**Exercise goal**
Leave the pictures out. Return all other data exactly.

Source data
• • •

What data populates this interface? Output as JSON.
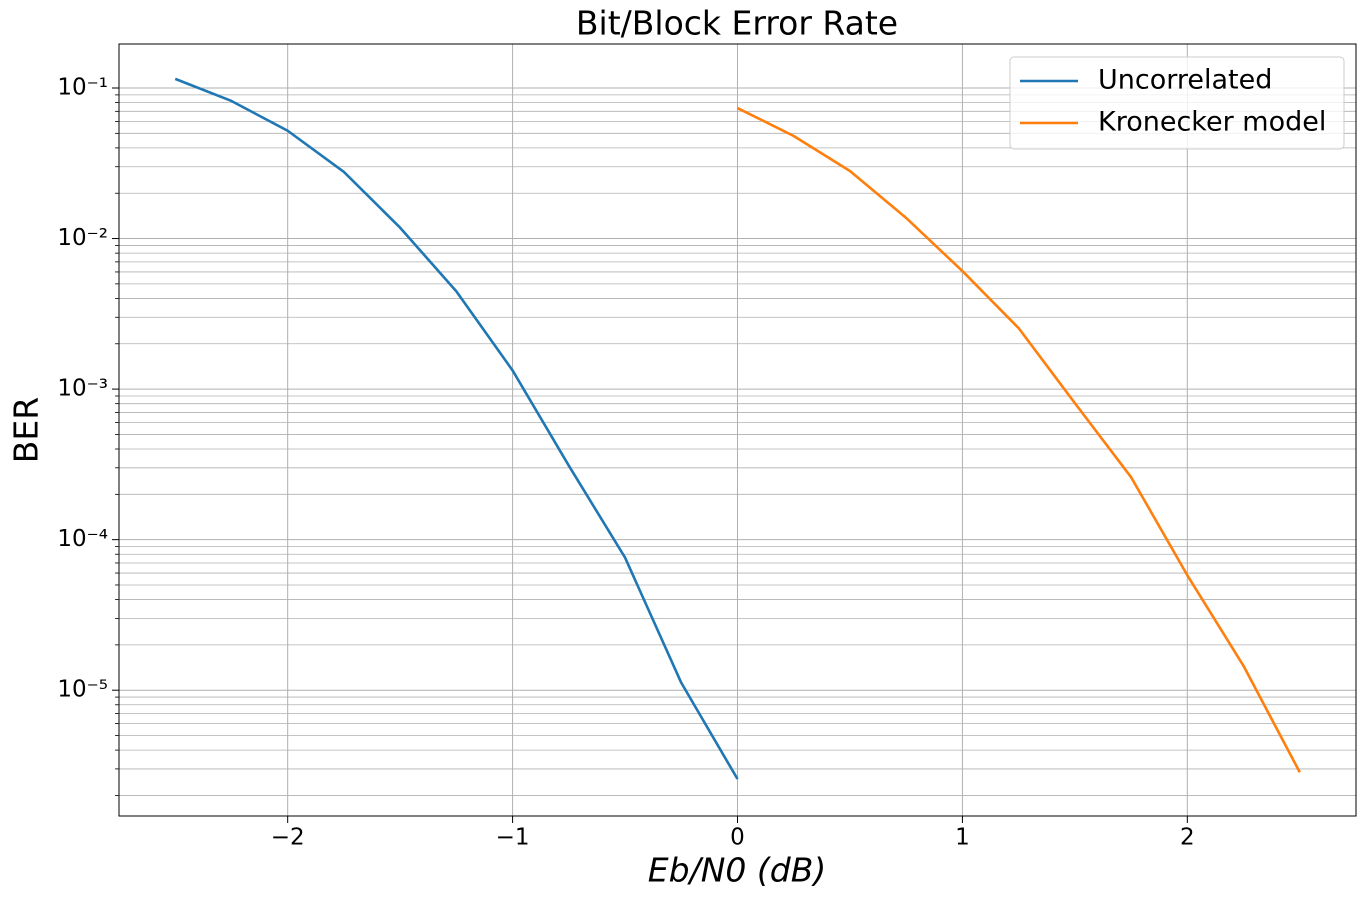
{
  "chart_data": {
    "type": "line",
    "title": "Bit/Block Error Rate",
    "xlabel": "Eb/N0 (dB)",
    "ylabel": "BER",
    "x": [
      -2.5,
      -2.25,
      -2.0,
      -1.75,
      -1.5,
      -1.25,
      -1.0,
      -0.75,
      -0.5,
      -0.25,
      0.0,
      0.25,
      0.5,
      0.75,
      1.0,
      1.25,
      1.5,
      1.75,
      2.0,
      2.25,
      2.5
    ],
    "series": [
      {
        "name": "Uncorrelated",
        "color": "#1f77b4",
        "values": [
          0.115,
          0.082,
          0.052,
          0.0277,
          0.0118,
          0.00446,
          0.00133,
          0.00031,
          7.6e-05,
          1.12e-05,
          2.57e-06,
          null,
          null,
          null,
          null,
          null,
          null,
          null,
          null,
          null,
          null
        ]
      },
      {
        "name": "Kronecker model",
        "color": "#ff7f0e",
        "values": [
          null,
          null,
          null,
          null,
          null,
          null,
          null,
          null,
          null,
          null,
          0.0736,
          0.048,
          0.0281,
          0.0137,
          0.00608,
          0.00254,
          0.000807,
          0.00026,
          5.8e-05,
          1.45e-05,
          2.85e-06
        ]
      }
    ],
    "xlim": [
      -2.75,
      2.75
    ],
    "xticks": [
      {
        "value": -2,
        "label": "−2"
      },
      {
        "value": -1,
        "label": "−1"
      },
      0,
      1,
      2
    ],
    "ylim": [
      0.196,
      1.46e-06
    ],
    "ylog": true,
    "yticks": [
      {
        "value": 0.1,
        "label": "10⁻¹"
      },
      {
        "value": 0.01,
        "label": "10⁻²"
      },
      {
        "value": 0.001,
        "label": "10⁻³"
      },
      {
        "value": 0.0001,
        "label": "10⁻⁴"
      },
      {
        "value": 1e-05,
        "label": "10⁻⁵"
      }
    ],
    "grid": true,
    "minor_grid": true,
    "legend": "upper right"
  }
}
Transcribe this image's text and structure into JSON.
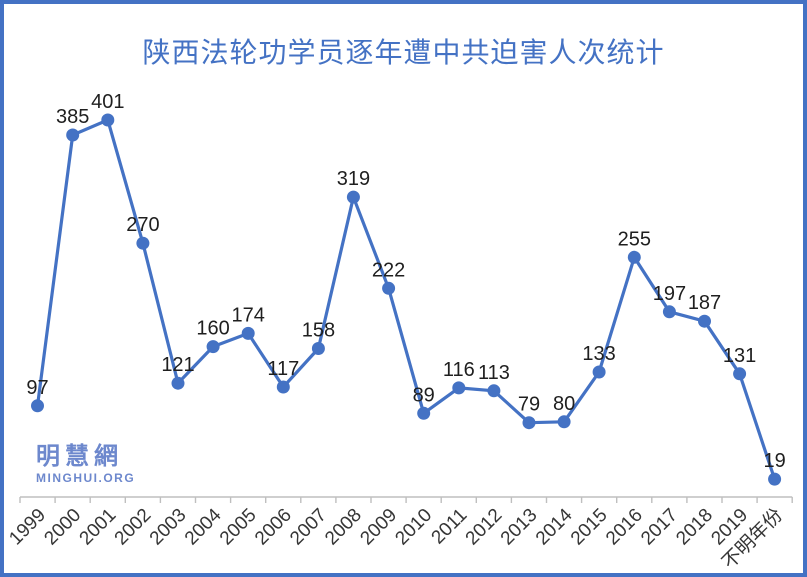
{
  "chart_data": {
    "type": "line",
    "title": "陕西法轮功学员逐年遭中共迫害人次统计",
    "categories": [
      "1999",
      "2000",
      "2001",
      "2002",
      "2003",
      "2004",
      "2005",
      "2006",
      "2007",
      "2008",
      "2009",
      "2010",
      "2011",
      "2012",
      "2013",
      "2014",
      "2015",
      "2016",
      "2017",
      "2018",
      "2019",
      "不明年份"
    ],
    "values": [
      97,
      385,
      401,
      270,
      121,
      160,
      174,
      117,
      158,
      319,
      222,
      89,
      116,
      113,
      79,
      80,
      133,
      255,
      197,
      187,
      131,
      19
    ],
    "xlabel": "",
    "ylabel": "",
    "ylim": [
      0,
      420
    ],
    "grid": false,
    "legend_position": "none",
    "data_labels_visible": true,
    "x_tick_rotation_deg": -45,
    "line_color": "#4472C4",
    "marker_color": "#4472C4",
    "label_color": "#1f1f1f",
    "axis_color": "#BFBFBF",
    "tick_label_color": "#363636",
    "title_color": "#4472C4",
    "frame_border_color": "#4472C4"
  },
  "watermark": {
    "logo": "明慧網",
    "site": "MINGHUI.ORG",
    "color": "#6D88CD"
  }
}
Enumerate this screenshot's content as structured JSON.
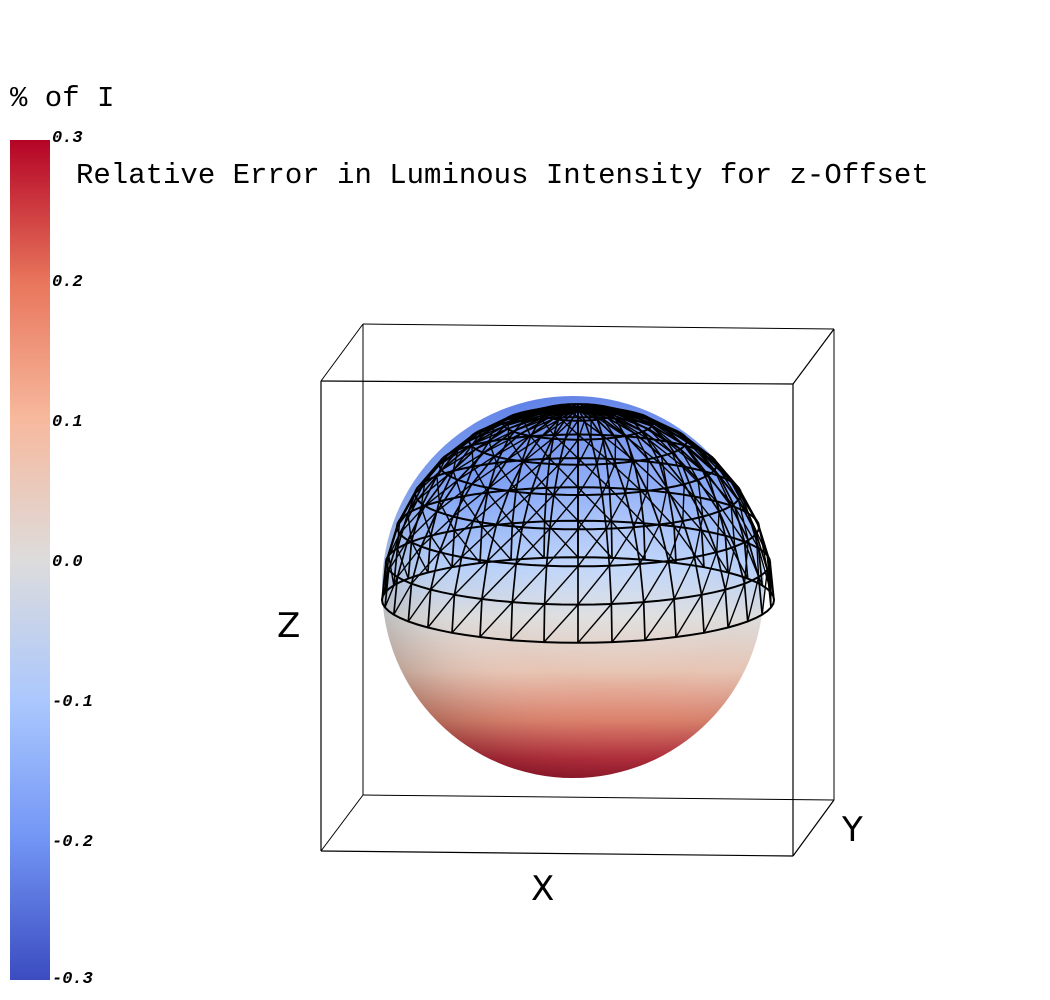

• • •

**Exercise output**
What data populates this interface? Output as JSON.
{
  "chart_data": {
    "type": "line",
    "title": "Bit/Block Error Rate",
    "xlabel": "Eb/N0 (dB)",
    "ylabel": "BER",
    "x": [
      -2.5,
      -2.25,
      -2.0,
      -1.75,
      -1.5,
      -1.25,
      -1.0,
      -0.75,
      -0.5,
      -0.25,
      0.0,
      0.25,
      0.5,
      0.75,
      1.0,
      1.25,
      1.5,
      1.75,
      2.0,
      2.25,
      2.5
    ],
    "series": [
      {
        "name": "Uncorrelated",
        "color": "#1f77b4",
        "values": [
          0.115,
          0.082,
          0.052,
          0.0277,
          0.0118,
          0.00446,
          0.00133,
          0.00031,
          7.6e-05,
          1.12e-05,
          2.57e-06,
          null,
          null,
          null,
          null,
          null,
          null,
          null,
          null,
          null,
          null
        ]
      },
      {
        "name": "Kronecker model",
        "color": "#ff7f0e",
        "values": [
          null,
          null,
          null,
          null,
          null,
          null,
          null,
          null,
          null,
          null,
          0.0736,
          0.048,
          0.0281,
          0.0137,
          0.00608,
          0.00254,
          0.000807,
          0.00026,
          5.8e-05,
          1.45e-05,
          2.85e-06
        ]
      }
    ],
    "xlim": [
      -2.75,
      2.75
    ],
    "xticks": [
      {
        "value": -2,
        "label": "−2"
      },
      {
        "value": -1,
        "label": "−1"
      },
      0,
      1,
      2
    ],
    "ylim": [
      0.196,
      1.46e-06
    ],
    "ylog": true,
    "yticks": [
      {
        "value": 0.1,
        "label": "10⁻¹"
      },
      {
        "value": 0.01,
        "label": "10⁻²"
      },
      {
        "value": 0.001,
        "label": "10⁻³"
      },
      {
        "value": 0.0001,
        "label": "10⁻⁴"
      },
      {
        "value": 1e-05,
        "label": "10⁻⁵"
      }
    ],
    "grid": true,
    "minor_grid": true,
    "legend": "upper right"
  }
}
Transcribe this image's text and structure into JSON.
{
  "chart_data": {
    "type": "line",
    "title": "陕西法轮功学员逐年遭中共迫害人次统计",
    "categories": [
      "1999",
      "2000",
      "2001",
      "2002",
      "2003",
      "2004",
      "2005",
      "2006",
      "2007",
      "2008",
      "2009",
      "2010",
      "2011",
      "2012",
      "2013",
      "2014",
      "2015",
      "2016",
      "2017",
      "2018",
      "2019",
      "不明年份"
    ],
    "values": [
      97,
      385,
      401,
      270,
      121,
      160,
      174,
      117,
      158,
      319,
      222,
      89,
      116,
      113,
      79,
      80,
      133,
      255,
      197,
      187,
      131,
      19
    ],
    "xlabel": "",
    "ylabel": "",
    "ylim": [
      0,
      420
    ],
    "grid": false,
    "legend_position": "none",
    "data_labels_visible": true,
    "x_tick_rotation_deg": -45,
    "line_color": "#4472C4",
    "marker_color": "#4472C4",
    "label_color": "#1f1f1f",
    "axis_color": "#BFBFBF",
    "tick_label_color": "#363636",
    "title_color": "#4472C4",
    "frame_border_color": "#4472C4"
  },
  "watermark": {
    "logo": "明慧網",
    "site": "MINGHUI.ORG",
    "color": "#6D88CD"
  }
}
Enumerate this screenshot's content as structured JSON.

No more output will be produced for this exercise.